§ **Exercise description**
Leave the pictures out and print every record below exactly as it stands.

§ **Material for the task**
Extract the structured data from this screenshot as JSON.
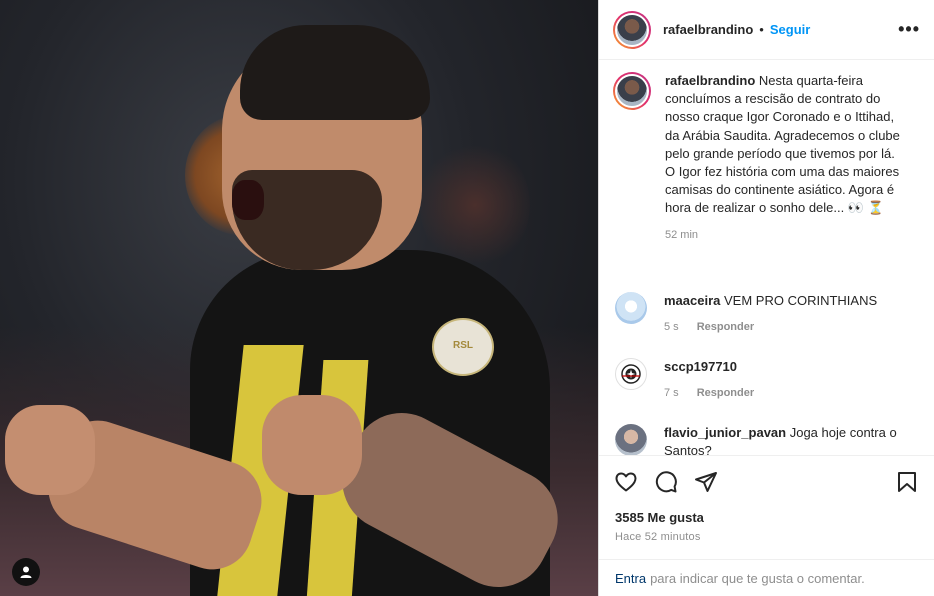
{
  "post": {
    "author": "rafaelbrandino",
    "follow_label": "Seguir",
    "separator": "•",
    "more_label": "•••",
    "caption_text": "Nesta quarta-feira concluímos a rescisão de contrato do nosso craque Igor Coronado e o Ittihad, da Arábia Saudita. Agradecemos o clube pelo grande período que tivemos por lá. O Igor fez história com uma das maiores camisas do continente asiático. Agora é hora de realizar o sonho dele... 👀 ⏳",
    "caption_time": "52 min",
    "likes": "3585 Me gusta",
    "posted_ago": "Hace 52 minutos",
    "badge_text": "RSL"
  },
  "comments": [
    {
      "user": "maaceira",
      "text": "VEM PRO CORINTHIANS",
      "time": "5 s",
      "reply": "Responder",
      "avatar_icon": "user-avatar"
    },
    {
      "user": "sccp197710",
      "text": "",
      "time": "7 s",
      "reply": "Responder",
      "avatar_icon": "corinthians-crest"
    },
    {
      "user": "flavio_junior_pavan",
      "text": "Joga hoje contra o Santos?",
      "time": "",
      "reply": "",
      "avatar_icon": "user-avatar"
    }
  ],
  "actions": {
    "icons": [
      "heart-icon",
      "comment-icon",
      "share-icon",
      "bookmark-icon"
    ]
  },
  "login_prompt": {
    "link": "Entra",
    "text": "para indicar que te gusta o comentar."
  },
  "colors": {
    "follow_blue": "#0095f6",
    "muted": "#8e8e8e",
    "text": "#262626",
    "link": "#00376b",
    "jersey_yellow": "#d8c53c"
  }
}
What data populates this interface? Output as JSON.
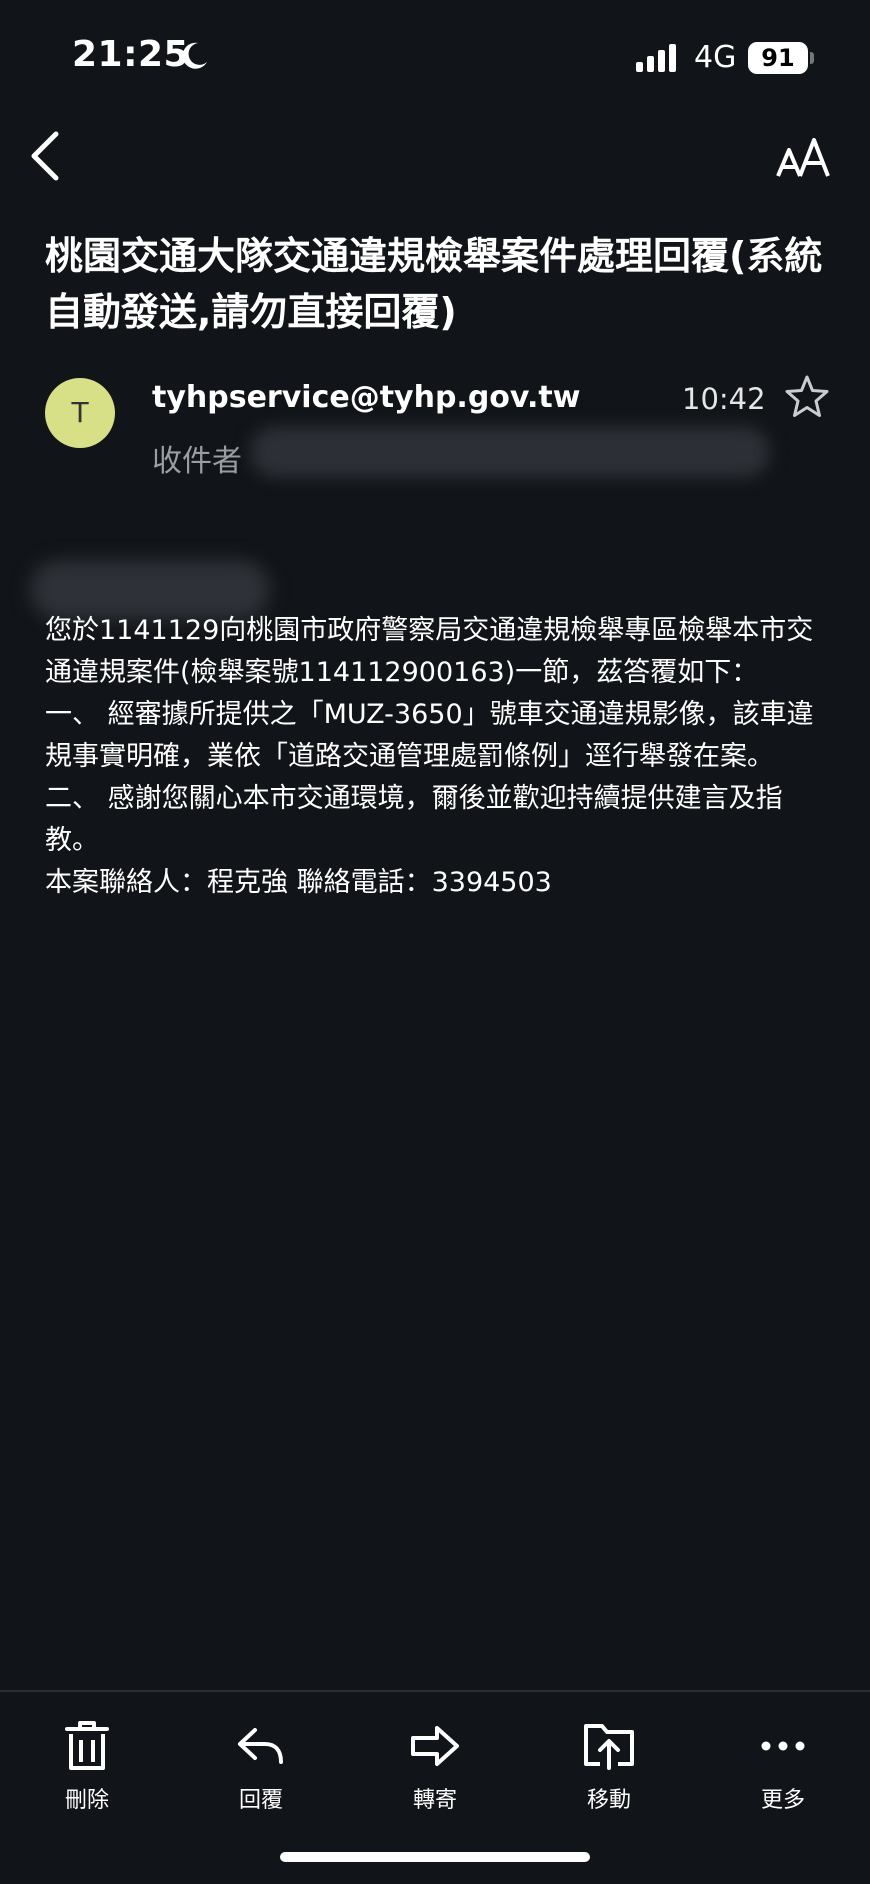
{
  "status_bar": {
    "time": "21:25",
    "network": "4G",
    "battery": "91"
  },
  "icons": {
    "back": "chevron-left-icon",
    "text_size": "text-size-icon",
    "star": "star-outline-icon",
    "delete": "trash-icon",
    "reply": "reply-icon",
    "forward": "forward-icon",
    "move": "folder-move-icon",
    "more": "more-dots-icon"
  },
  "email": {
    "subject": "桃園交通大隊交通違規檢舉案件處理回覆(系統自動發送,請勿直接回覆)",
    "sender_initial": "T",
    "sender_email": "tyhpservice@tyhp.gov.tw",
    "time": "10:42",
    "recipient_label": "收件者",
    "body": [
      "您於1141129向桃園市政府警察局交通違規檢舉專區檢舉本市交通違規案件(檢舉案號114112900163)一節，茲答覆如下：",
      "一、 經審據所提供之「MUZ-3650」號車交通違規影像，該車違規事實明確，業依「道路交通管理處罰條例」逕行舉發在案。",
      "二、 感謝您關心本市交通環境，爾後並歡迎持續提供建言及指教。",
      "本案聯絡人：程克強 聯絡電話：3394503"
    ]
  },
  "toolbar": {
    "delete_label": "刪除",
    "reply_label": "回覆",
    "forward_label": "轉寄",
    "move_label": "移動",
    "more_label": "更多"
  },
  "colors": {
    "background": "#111418",
    "avatar": "#d7e086",
    "secondary_text": "#9a9ea3"
  }
}
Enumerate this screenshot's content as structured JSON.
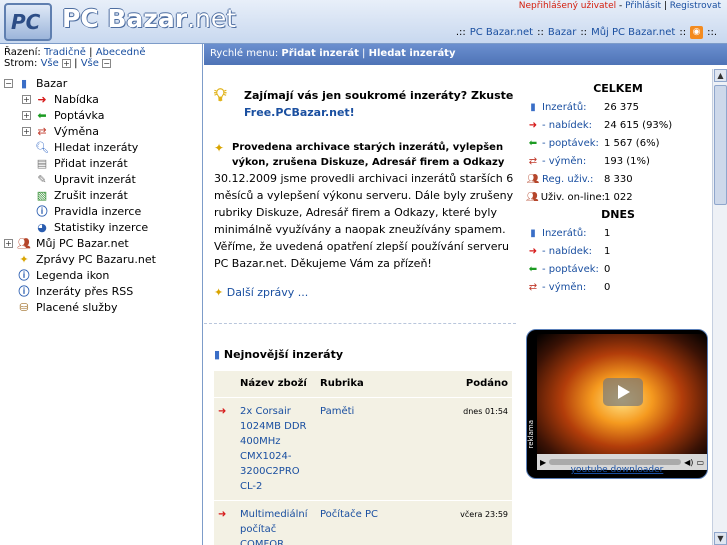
{
  "header": {
    "logo_mark": "PC",
    "title_main": "PC Bazar",
    "title_suffix": ".net",
    "user_status": "Nepřihlášený uživatel",
    "login": "Přihlásit",
    "register": "Registrovat",
    "nav": [
      ".::",
      "PC Bazar.net",
      "::",
      "Bazar",
      "::",
      "Můj PC Bazar.net",
      "::"
    ],
    "rss_label": "RSS",
    "nav_end": "::."
  },
  "sidebar": {
    "sort_label": "Řazení:",
    "sort_traditional": "Tradičně",
    "sort_sep": "|",
    "sort_alpha": "Abecedně",
    "tree_label": "Strom:",
    "tree_all_open": "Vše",
    "tree_all_close": "Vše",
    "items": [
      {
        "label": "Bazar"
      },
      {
        "label": "Nabídka"
      },
      {
        "label": "Poptávka"
      },
      {
        "label": "Výměna"
      },
      {
        "label": "Hledat inzeráty"
      },
      {
        "label": "Přidat inzerát"
      },
      {
        "label": "Upravit inzerát"
      },
      {
        "label": "Zrušit inzerát"
      },
      {
        "label": "Pravidla inzerce"
      },
      {
        "label": "Statistiky inzerce"
      },
      {
        "label": "Můj PC Bazar.net"
      },
      {
        "label": "Zprávy PC Bazaru.net"
      },
      {
        "label": "Legenda ikon"
      },
      {
        "label": "Inzeráty přes RSS"
      },
      {
        "label": "Placené služby"
      }
    ]
  },
  "quickbar": {
    "label": "Rychlé menu:",
    "add": "Přidat inzerát",
    "sep": "|",
    "search": "Hledat inzeráty"
  },
  "main": {
    "promo_text": "Zajímají vás jen soukromé inzeráty? Zkuste",
    "promo_link": "Free.PCBazar.net!",
    "news_title": "Provedena archivace starých inzerátů, vylepšen výkon, zrušena Diskuze, Adresář firem a Odkazy",
    "news_body": "30.12.2009 jsme provedli archivaci inzerátů starších 6 měsíců a vylepšení výkonu serveru. Dále byly zrušeny rubriky Diskuze, Adresář firem a Odkazy, které byly minimálně využívány a naopak zneužívány spamem. Věříme, že uvedená opatření zlepší používání serveru PC Bazar.net. Děkujeme Vám za přízeň!",
    "more_news": "Další zprávy ...",
    "newest_title": "Nejnovější inzeráty",
    "table": {
      "headers": [
        "Název zboží",
        "Rubrika",
        "Podáno"
      ],
      "rows": [
        {
          "name": "2x Corsair 1024MB DDR 400MHz CMX1024-3200C2PRO CL-2",
          "category": "Paměti",
          "time": "dnes 01:54"
        },
        {
          "name": "Multimediální počítač COMFOR",
          "category": "Počítače PC",
          "time": "včera 23:59"
        }
      ]
    }
  },
  "stats": {
    "total_title": "CELKEM",
    "total": [
      {
        "label": "Inzerátů:",
        "value": "26 375"
      },
      {
        "label": "- nabídek:",
        "value": "24 615 (93%)"
      },
      {
        "label": "- poptávek:",
        "value": "1 567 (6%)"
      },
      {
        "label": "- výměn:",
        "value": "193 (1%)"
      },
      {
        "label": "Reg. uživ.:",
        "value": "8 330"
      },
      {
        "label": "Uživ. on-line:",
        "value": "1 022"
      }
    ],
    "today_title": "DNES",
    "today": [
      {
        "label": "Inzerátů:",
        "value": "1"
      },
      {
        "label": "- nabídek:",
        "value": "1"
      },
      {
        "label": "- poptávek:",
        "value": "0"
      },
      {
        "label": "- výměn:",
        "value": "0"
      }
    ]
  },
  "ad": {
    "side_label": "reklama",
    "link": "youtube downloader"
  }
}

§ **Solution**
Extract the structured data from this screenshot as JSON.
{
  "post": {
    "author": "rafaelbrandino",
    "follow_label": "Seguir",
    "separator": "•",
    "more_label": "•••",
    "caption_text": "Nesta quarta-feira concluímos a rescisão de contrato do nosso craque Igor Coronado e o Ittihad, da Arábia Saudita. Agradecemos o clube pelo grande período que tivemos por lá. O Igor fez história com uma das maiores camisas do continente asiático. Agora é hora de realizar o sonho dele... 👀 ⏳",
    "caption_time": "52 min",
    "likes": "3585 Me gusta",
    "posted_ago": "Hace 52 minutos",
    "badge_text": "RSL"
  },
  "comments": [
    {
      "user": "maaceira",
      "text": "VEM PRO CORINTHIANS",
      "time": "5 s",
      "reply": "Responder",
      "avatar_icon": "user-avatar"
    },
    {
      "user": "sccp197710",
      "text": "",
      "time": "7 s",
      "reply": "Responder",
      "avatar_icon": "corinthians-crest"
    },
    {
      "user": "flavio_junior_pavan",
      "text": "Joga hoje contra o Santos?",
      "time": "",
      "reply": "",
      "avatar_icon": "user-avatar"
    }
  ],
  "actions": {
    "icons": [
      "heart-icon",
      "comment-icon",
      "share-icon",
      "bookmark-icon"
    ]
  },
  "login_prompt": {
    "link": "Entra",
    "text": "para indicar que te gusta o comentar."
  },
  "colors": {
    "follow_blue": "#0095f6",
    "muted": "#8e8e8e",
    "text": "#262626",
    "link": "#00376b",
    "jersey_yellow": "#d8c53c"
  }
}
What data populates this interface? Output as JSON.
{
  "status_bar": {
    "time": "21:25",
    "network": "4G",
    "battery": "91"
  },
  "icons": {
    "back": "chevron-left-icon",
    "text_size": "text-size-icon",
    "star": "star-outline-icon",
    "delete": "trash-icon",
    "reply": "reply-icon",
    "forward": "forward-icon",
    "move": "folder-move-icon",
    "more": "more-dots-icon"
  },
  "email": {
    "subject": "桃園交通大隊交通違規檢舉案件處理回覆(系統自動發送,請勿直接回覆)",
    "sender_initial": "T",
    "sender_email": "tyhpservice@tyhp.gov.tw",
    "time": "10:42",
    "recipient_label": "收件者",
    "body": [
      "您於1141129向桃園市政府警察局交通違規檢舉專區檢舉本市交通違規案件(檢舉案號114112900163)一節，茲答覆如下：",
      "一、 經審據所提供之「MUZ-3650」號車交通違規影像，該車違規事實明確，業依「道路交通管理處罰條例」逕行舉發在案。",
      "二、 感謝您關心本市交通環境，爾後並歡迎持續提供建言及指教。",
      "本案聯絡人：程克強 聯絡電話：3394503"
    ]
  },
  "toolbar": {
    "delete_label": "刪除",
    "reply_label": "回覆",
    "forward_label": "轉寄",
    "move_label": "移動",
    "more_label": "更多"
  },
  "colors": {
    "background": "#111418",
    "avatar": "#d7e086",
    "secondary_text": "#9a9ea3"
  }
}
Enumerate this screenshot's content as structured JSON.
{
  "header": {
    "logo_mark": "PC",
    "title_main": "PC Bazar",
    "title_suffix": ".net",
    "user_status": "Nepřihlášený uživatel",
    "login": "Přihlásit",
    "register": "Registrovat",
    "nav": [
      ".::",
      "PC Bazar.net",
      "::",
      "Bazar",
      "::",
      "Můj PC Bazar.net",
      "::"
    ],
    "rss_label": "RSS",
    "nav_end": "::."
  },
  "sidebar": {
    "sort_label": "Řazení:",
    "sort_traditional": "Tradičně",
    "sort_sep": "|",
    "sort_alpha": "Abecedně",
    "tree_label": "Strom:",
    "tree_all_open": "Vše",
    "tree_all_close": "Vše",
    "items": [
      {
        "label": "Bazar"
      },
      {
        "label": "Nabídka"
      },
      {
        "label": "Poptávka"
      },
      {
        "label": "Výměna"
      },
      {
        "label": "Hledat inzeráty"
      },
      {
        "label": "Přidat inzerát"
      },
      {
        "label": "Upravit inzerát"
      },
      {
        "label": "Zrušit inzerát"
      },
      {
        "label": "Pravidla inzerce"
      },
      {
        "label": "Statistiky inzerce"
      },
      {
        "label": "Můj PC Bazar.net"
      },
      {
        "label": "Zprávy PC Bazaru.net"
      },
      {
        "label": "Legenda ikon"
      },
      {
        "label": "Inzeráty přes RSS"
      },
      {
        "label": "Placené služby"
      }
    ]
  },
  "quickbar": {
    "label": "Rychlé menu:",
    "add": "Přidat inzerát",
    "sep": "|",
    "search": "Hledat inzeráty"
  },
  "main": {
    "promo_text": "Zajímají vás jen soukromé inzeráty? Zkuste",
    "promo_link": "Free.PCBazar.net!",
    "news_title": "Provedena archivace starých inzerátů, vylepšen výkon, zrušena Diskuze, Adresář firem a Odkazy",
    "news_body": "30.12.2009 jsme provedli archivaci inzerátů starších 6 měsíců a vylepšení výkonu serveru. Dále byly zrušeny rubriky Diskuze, Adresář firem a Odkazy, které byly minimálně využívány a naopak zneužívány spamem. Věříme, že uvedená opatření zlepší používání serveru PC Bazar.net. Děkujeme Vám za přízeň!",
    "more_news": "Další zprávy ...",
    "newest_title": "Nejnovější inzeráty",
    "table": {
      "headers": [
        "Název zboží",
        "Rubrika",
        "Podáno"
      ],
      "rows": [
        {
          "name": "2x Corsair 1024MB DDR 400MHz CMX1024-3200C2PRO CL-2",
          "category": "Paměti",
          "time": "dnes 01:54"
        },
        {
          "name": "Multimediální počítač COMFOR",
          "category": "Počítače PC",
          "time": "včera 23:59"
        }
      ]
    }
  },
  "stats": {
    "total_title": "CELKEM",
    "total": [
      {
        "label": "Inzerátů:",
        "value": "26 375"
      },
      {
        "label": "- nabídek:",
        "value": "24 615 (93%)"
      },
      {
        "label": "- poptávek:",
        "value": "1 567 (6%)"
      },
      {
        "label": "- výměn:",
        "value": "193 (1%)"
      },
      {
        "label": "Reg. uživ.:",
        "value": "8 330"
      },
      {
        "label": "Uživ. on-line:",
        "value": "1 022"
      }
    ],
    "today_title": "DNES",
    "today": [
      {
        "label": "Inzerátů:",
        "value": "1"
      },
      {
        "label": "- nabídek:",
        "value": "1"
      },
      {
        "label": "- poptávek:",
        "value": "0"
      },
      {
        "label": "- výměn:",
        "value": "0"
      }
    ]
  },
  "ad": {
    "side_label": "reklama",
    "link": "youtube downloader"
  }
}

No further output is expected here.